Problem statement | Select all lines in the records that include "donc".

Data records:

╔══

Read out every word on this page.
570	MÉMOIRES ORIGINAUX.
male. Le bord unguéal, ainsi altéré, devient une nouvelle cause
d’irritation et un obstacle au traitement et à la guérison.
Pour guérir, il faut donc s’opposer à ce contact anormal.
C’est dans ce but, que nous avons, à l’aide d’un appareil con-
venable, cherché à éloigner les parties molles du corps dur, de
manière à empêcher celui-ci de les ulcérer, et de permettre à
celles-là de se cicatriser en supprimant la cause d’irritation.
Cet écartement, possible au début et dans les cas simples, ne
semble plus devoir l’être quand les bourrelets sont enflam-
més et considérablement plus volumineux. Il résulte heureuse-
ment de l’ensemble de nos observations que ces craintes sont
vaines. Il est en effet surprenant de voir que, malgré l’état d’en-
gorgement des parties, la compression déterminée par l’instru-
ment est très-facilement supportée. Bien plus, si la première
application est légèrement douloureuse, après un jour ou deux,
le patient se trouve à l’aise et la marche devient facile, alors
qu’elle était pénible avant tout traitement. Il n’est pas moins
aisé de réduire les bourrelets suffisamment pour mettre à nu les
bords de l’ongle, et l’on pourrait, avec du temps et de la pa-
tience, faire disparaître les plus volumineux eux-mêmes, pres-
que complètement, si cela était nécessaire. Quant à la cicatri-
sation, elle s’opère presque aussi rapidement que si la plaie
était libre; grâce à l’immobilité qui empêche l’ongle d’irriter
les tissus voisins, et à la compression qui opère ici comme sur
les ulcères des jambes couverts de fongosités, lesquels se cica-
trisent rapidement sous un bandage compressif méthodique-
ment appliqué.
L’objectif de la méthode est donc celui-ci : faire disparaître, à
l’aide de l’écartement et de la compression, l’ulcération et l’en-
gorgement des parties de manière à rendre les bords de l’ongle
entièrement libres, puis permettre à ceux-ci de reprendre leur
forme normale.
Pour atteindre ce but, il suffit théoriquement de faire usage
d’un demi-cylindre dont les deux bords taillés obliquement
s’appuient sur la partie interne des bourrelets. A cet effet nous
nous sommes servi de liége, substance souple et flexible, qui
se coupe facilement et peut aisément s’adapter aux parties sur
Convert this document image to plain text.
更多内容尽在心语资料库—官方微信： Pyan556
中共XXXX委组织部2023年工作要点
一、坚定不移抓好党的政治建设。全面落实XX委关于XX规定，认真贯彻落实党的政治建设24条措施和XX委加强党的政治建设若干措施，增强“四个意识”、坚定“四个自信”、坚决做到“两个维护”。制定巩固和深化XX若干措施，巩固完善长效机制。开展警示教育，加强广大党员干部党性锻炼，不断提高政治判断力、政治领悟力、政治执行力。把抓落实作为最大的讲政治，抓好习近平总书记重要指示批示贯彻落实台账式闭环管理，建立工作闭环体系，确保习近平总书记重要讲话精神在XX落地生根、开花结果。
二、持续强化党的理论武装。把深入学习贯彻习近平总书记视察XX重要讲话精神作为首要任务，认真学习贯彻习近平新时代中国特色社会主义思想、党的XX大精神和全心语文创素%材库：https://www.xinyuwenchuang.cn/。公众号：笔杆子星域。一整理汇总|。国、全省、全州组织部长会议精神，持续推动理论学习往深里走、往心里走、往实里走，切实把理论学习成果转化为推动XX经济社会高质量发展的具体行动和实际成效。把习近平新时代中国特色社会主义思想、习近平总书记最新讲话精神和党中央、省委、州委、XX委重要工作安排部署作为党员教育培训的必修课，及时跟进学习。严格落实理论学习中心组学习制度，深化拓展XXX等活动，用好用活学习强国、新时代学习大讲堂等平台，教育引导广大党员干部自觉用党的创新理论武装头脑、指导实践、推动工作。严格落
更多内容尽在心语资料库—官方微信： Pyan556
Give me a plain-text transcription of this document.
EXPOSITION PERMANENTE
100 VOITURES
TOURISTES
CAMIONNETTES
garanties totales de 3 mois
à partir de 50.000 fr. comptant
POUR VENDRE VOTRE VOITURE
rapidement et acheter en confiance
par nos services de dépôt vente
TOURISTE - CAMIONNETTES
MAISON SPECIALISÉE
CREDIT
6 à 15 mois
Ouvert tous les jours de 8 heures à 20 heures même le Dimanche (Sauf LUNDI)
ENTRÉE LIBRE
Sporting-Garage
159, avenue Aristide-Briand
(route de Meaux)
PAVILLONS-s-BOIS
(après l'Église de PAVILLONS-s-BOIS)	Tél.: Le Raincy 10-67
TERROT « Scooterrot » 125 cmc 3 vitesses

╚══

Exercise result |
Pour guérir, il faut donc s’opposer à ce contact anormal.
L’objectif de la méthode est donc celui-ci : faire disparaître, à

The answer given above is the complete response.